**RECORDS:**
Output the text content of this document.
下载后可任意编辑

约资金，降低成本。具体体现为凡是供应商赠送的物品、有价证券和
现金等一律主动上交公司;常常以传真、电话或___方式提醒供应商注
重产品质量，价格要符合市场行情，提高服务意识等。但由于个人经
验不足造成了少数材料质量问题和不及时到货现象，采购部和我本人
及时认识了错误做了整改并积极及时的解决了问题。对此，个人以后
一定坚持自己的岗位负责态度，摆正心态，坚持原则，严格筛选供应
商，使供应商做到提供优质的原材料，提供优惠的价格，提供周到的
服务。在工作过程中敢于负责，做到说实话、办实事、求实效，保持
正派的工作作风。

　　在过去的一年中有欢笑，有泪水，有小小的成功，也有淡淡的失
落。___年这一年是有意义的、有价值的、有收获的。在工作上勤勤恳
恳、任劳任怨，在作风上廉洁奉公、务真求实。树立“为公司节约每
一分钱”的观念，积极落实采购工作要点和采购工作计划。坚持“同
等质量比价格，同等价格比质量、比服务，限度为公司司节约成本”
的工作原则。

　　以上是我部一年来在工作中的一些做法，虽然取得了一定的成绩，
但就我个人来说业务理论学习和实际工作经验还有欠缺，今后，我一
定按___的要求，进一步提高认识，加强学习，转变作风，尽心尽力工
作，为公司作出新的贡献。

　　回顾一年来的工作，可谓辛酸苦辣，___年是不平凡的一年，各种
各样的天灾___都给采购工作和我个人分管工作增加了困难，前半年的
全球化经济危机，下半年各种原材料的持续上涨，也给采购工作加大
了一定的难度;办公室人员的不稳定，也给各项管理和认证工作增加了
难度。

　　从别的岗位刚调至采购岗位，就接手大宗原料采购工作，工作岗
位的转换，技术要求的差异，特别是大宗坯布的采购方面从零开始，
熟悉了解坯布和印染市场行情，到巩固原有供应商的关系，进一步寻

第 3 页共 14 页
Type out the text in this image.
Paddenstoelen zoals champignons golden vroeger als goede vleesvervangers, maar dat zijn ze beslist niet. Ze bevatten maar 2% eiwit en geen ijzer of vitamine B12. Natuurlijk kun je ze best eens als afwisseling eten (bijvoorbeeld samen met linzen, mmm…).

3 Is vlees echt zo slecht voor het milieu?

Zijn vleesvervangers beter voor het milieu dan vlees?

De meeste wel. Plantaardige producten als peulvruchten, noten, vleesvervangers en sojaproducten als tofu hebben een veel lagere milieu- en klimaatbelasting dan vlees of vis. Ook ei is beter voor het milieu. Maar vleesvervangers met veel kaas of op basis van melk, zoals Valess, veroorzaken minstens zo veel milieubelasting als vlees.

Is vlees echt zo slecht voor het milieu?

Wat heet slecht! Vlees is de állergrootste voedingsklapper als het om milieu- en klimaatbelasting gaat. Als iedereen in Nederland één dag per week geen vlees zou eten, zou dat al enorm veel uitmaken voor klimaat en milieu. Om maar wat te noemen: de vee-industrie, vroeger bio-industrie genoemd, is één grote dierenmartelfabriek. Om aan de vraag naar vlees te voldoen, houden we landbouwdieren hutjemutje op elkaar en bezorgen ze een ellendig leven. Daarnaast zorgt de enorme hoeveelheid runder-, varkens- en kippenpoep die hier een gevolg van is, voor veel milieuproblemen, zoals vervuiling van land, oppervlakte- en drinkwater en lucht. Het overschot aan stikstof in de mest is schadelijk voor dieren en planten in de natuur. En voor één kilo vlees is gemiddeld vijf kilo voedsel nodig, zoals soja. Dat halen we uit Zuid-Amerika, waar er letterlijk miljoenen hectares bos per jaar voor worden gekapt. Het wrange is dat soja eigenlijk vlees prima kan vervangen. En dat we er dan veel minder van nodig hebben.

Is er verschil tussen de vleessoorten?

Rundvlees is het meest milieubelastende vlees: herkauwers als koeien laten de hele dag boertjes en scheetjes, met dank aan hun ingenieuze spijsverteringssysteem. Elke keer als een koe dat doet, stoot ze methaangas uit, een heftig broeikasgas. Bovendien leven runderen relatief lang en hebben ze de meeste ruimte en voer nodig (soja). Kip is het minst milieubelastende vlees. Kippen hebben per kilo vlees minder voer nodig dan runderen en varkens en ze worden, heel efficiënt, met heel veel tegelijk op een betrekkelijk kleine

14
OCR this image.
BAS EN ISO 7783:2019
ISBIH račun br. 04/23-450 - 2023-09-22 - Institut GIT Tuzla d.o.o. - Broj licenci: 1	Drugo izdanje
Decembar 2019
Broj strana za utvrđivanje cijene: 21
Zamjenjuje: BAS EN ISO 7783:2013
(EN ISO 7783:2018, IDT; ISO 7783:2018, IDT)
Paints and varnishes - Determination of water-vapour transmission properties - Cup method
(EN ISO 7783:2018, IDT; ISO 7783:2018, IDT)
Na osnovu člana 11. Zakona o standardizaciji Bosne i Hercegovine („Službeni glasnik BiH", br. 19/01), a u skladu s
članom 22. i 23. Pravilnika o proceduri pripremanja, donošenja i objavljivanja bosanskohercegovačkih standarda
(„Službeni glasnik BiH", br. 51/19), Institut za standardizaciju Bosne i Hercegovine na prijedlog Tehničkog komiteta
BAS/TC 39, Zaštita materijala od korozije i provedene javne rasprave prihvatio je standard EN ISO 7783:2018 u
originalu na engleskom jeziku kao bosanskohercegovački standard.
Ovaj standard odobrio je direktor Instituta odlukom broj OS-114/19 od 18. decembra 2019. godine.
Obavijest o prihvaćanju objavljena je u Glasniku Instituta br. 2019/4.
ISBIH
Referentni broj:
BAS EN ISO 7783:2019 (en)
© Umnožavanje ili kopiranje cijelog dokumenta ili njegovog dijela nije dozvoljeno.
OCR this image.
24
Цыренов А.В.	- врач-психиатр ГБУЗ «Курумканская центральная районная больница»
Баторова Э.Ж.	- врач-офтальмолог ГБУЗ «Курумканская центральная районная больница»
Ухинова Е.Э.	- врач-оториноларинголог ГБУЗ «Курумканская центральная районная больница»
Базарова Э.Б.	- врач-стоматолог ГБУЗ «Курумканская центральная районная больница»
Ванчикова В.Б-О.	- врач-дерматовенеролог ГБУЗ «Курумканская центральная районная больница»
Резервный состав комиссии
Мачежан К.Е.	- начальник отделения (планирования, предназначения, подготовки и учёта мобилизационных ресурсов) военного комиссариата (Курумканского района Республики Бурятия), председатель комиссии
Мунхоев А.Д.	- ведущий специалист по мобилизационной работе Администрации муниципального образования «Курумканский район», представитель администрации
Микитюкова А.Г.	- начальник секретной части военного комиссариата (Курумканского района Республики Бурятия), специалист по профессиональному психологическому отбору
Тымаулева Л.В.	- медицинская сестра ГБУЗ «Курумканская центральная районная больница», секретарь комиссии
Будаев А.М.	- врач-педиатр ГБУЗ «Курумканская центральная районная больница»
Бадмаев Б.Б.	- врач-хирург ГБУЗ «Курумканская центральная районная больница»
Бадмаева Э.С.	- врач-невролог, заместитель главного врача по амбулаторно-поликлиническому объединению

**STATED EXERCISE:** Take the entries and copy them out exactly.

**FULL RESPONSE:**
Output the text content of this document.
下载后可任意编辑

约资金，降低成本。具体体现为凡是供应商赠送的物品、有价证券和
现金等一律主动上交公司;常常以传真、电话或___方式提醒供应商注
重产品质量，价格要符合市场行情，提高服务意识等。但由于个人经
验不足造成了少数材料质量问题和不及时到货现象，采购部和我本人
及时认识了错误做了整改并积极及时的解决了问题。对此，个人以后
一定坚持自己的岗位负责态度，摆正心态，坚持原则，严格筛选供应
商，使供应商做到提供优质的原材料，提供优惠的价格，提供周到的
服务。在工作过程中敢于负责，做到说实话、办实事、求实效，保持
正派的工作作风。

　　在过去的一年中有欢笑，有泪水，有小小的成功，也有淡淡的失
落。___年这一年是有意义的、有价值的、有收获的。在工作上勤勤恳
恳、任劳任怨，在作风上廉洁奉公、务真求实。树立“为公司节约每
一分钱”的观念，积极落实采购工作要点和采购工作计划。坚持“同
等质量比价格，同等价格比质量、比服务，限度为公司司节约成本”
的工作原则。

　　以上是我部一年来在工作中的一些做法，虽然取得了一定的成绩，
但就我个人来说业务理论学习和实际工作经验还有欠缺，今后，我一
定按___的要求，进一步提高认识，加强学习，转变作风，尽心尽力工
作，为公司作出新的贡献。

　　回顾一年来的工作，可谓辛酸苦辣，___年是不平凡的一年，各种
各样的天灾___都给采购工作和我个人分管工作增加了困难，前半年的
全球化经济危机，下半年各种原材料的持续上涨，也给采购工作加大
了一定的难度;办公室人员的不稳定，也给各项管理和认证工作增加了
难度。

　　从别的岗位刚调至采购岗位，就接手大宗原料采购工作，工作岗
位的转换，技术要求的差异，特别是大宗坯布的采购方面从零开始，
熟悉了解坯布和印染市场行情，到巩固原有供应商的关系，进一步寻

第 3 页共 14 页
Type out the text in this image.
Paddenstoelen zoals champignons golden vroeger als goede vleesvervangers, maar dat zijn ze beslist niet. Ze bevatten maar 2% eiwit en geen ijzer of vitamine B12. Natuurlijk kun je ze best eens als afwisseling eten (bijvoorbeeld samen met linzen, mmm…).

3 Is vlees echt zo slecht voor het milieu?

Zijn vleesvervangers beter voor het milieu dan vlees?

De meeste wel. Plantaardige producten als peulvruchten, noten, vleesvervangers en sojaproducten als tofu hebben een veel lagere milieu- en klimaatbelasting dan vlees of vis. Ook ei is beter voor het milieu. Maar vleesvervangers met veel kaas of op basis van melk, zoals Valess, veroorzaken minstens zo veel milieubelasting als vlees.

Is vlees echt zo slecht voor het milieu?

Wat heet slecht! Vlees is de állergrootste voedingsklapper als het om milieu- en klimaatbelasting gaat. Als iedereen in Nederland één dag per week geen vlees zou eten, zou dat al enorm veel uitmaken voor klimaat en milieu. Om maar wat te noemen: de vee-industrie, vroeger bio-industrie genoemd, is één grote dierenmartelfabriek. Om aan de vraag naar vlees te voldoen, houden we landbouwdieren hutjemutje op elkaar en bezorgen ze een ellendig leven. Daarnaast zorgt de enorme hoeveelheid runder-, varkens- en kippenpoep die hier een gevolg van is, voor veel milieuproblemen, zoals vervuiling van land, oppervlakte- en drinkwater en lucht. Het overschot aan stikstof in de mest is schadelijk voor dieren en planten in de natuur. En voor één kilo vlees is gemiddeld vijf kilo voedsel nodig, zoals soja. Dat halen we uit Zuid-Amerika, waar er letterlijk miljoenen hectares bos per jaar voor worden gekapt. Het wrange is dat soja eigenlijk vlees prima kan vervangen. En dat we er dan veel minder van nodig hebben.

Is er verschil tussen de vleessoorten?

Rundvlees is het meest milieubelastende vlees: herkauwers als koeien laten de hele dag boertjes en scheetjes, met dank aan hun ingenieuze spijsverteringssysteem. Elke keer als een koe dat doet, stoot ze methaangas uit, een heftig broeikasgas. Bovendien leven runderen relatief lang en hebben ze de meeste ruimte en voer nodig (soja). Kip is het minst milieubelastende vlees. Kippen hebben per kilo vlees minder voer nodig dan runderen en varkens en ze worden, heel efficiënt, met heel veel tegelijk op een betrekkelijk kleine

14
OCR this image.
BAS EN ISO 7783:2019
ISBIH račun br. 04/23-450 - 2023-09-22 - Institut GIT Tuzla d.o.o. - Broj licenci: 1	Drugo izdanje
Decembar 2019
Broj strana za utvrđivanje cijene: 21
Zamjenjuje: BAS EN ISO 7783:2013
(EN ISO 7783:2018, IDT; ISO 7783:2018, IDT)
Paints and varnishes - Determination of water-vapour transmission properties - Cup method
(EN ISO 7783:2018, IDT; ISO 7783:2018, IDT)
Na osnovu člana 11. Zakona o standardizaciji Bosne i Hercegovine („Službeni glasnik BiH", br. 19/01), a u skladu s
članom 22. i 23. Pravilnika o proceduri pripremanja, donošenja i objavljivanja bosanskohercegovačkih standarda
(„Službeni glasnik BiH", br. 51/19), Institut za standardizaciju Bosne i Hercegovine na prijedlog Tehničkog komiteta
BAS/TC 39, Zaštita materijala od korozije i provedene javne rasprave prihvatio je standard EN ISO 7783:2018 u
originalu na engleskom jeziku kao bosanskohercegovački standard.
Ovaj standard odobrio je direktor Instituta odlukom broj OS-114/19 od 18. decembra 2019. godine.
Obavijest o prihvaćanju objavljena je u Glasniku Instituta br. 2019/4.
ISBIH
Referentni broj:
BAS EN ISO 7783:2019 (en)
© Umnožavanje ili kopiranje cijelog dokumenta ili njegovog dijela nije dozvoljeno.
OCR this image.
24
Цыренов А.В.	- врач-психиатр ГБУЗ «Курумканская центральная районная больница»
Баторова Э.Ж.	- врач-офтальмолог ГБУЗ «Курумканская центральная районная больница»
Ухинова Е.Э.	- врач-оториноларинголог ГБУЗ «Курумканская центральная районная больница»
Базарова Э.Б.	- врач-стоматолог ГБУЗ «Курумканская центральная районная больница»
Ванчикова В.Б-О.	- врач-дерматовенеролог ГБУЗ «Курумканская центральная районная больница»
Резервный состав комиссии
Мачежан К.Е.	- начальник отделения (планирования, предназначения, подготовки и учёта мобилизационных ресурсов) военного комиссариата (Курумканского района Республики Бурятия), председатель комиссии
Мунхоев А.Д.	- ведущий специалист по мобилизационной работе Администрации муниципального образования «Курумканский район», представитель администрации
Микитюкова А.Г.	- начальник секретной части военного комиссариата (Курумканского района Республики Бурятия), специалист по профессиональному психологическому отбору
Тымаулева Л.В.	- медицинская сестра ГБУЗ «Курумканская центральная районная больница», секретарь комиссии
Будаев А.М.	- врач-педиатр ГБУЗ «Курумканская центральная районная больница»
Бадмаев Б.Б.	- врач-хирург ГБУЗ «Курумканская центральная районная больница»
Бадмаева Э.С.	- врач-невролог, заместитель главного врача по амбулаторно-поликлиническому объединению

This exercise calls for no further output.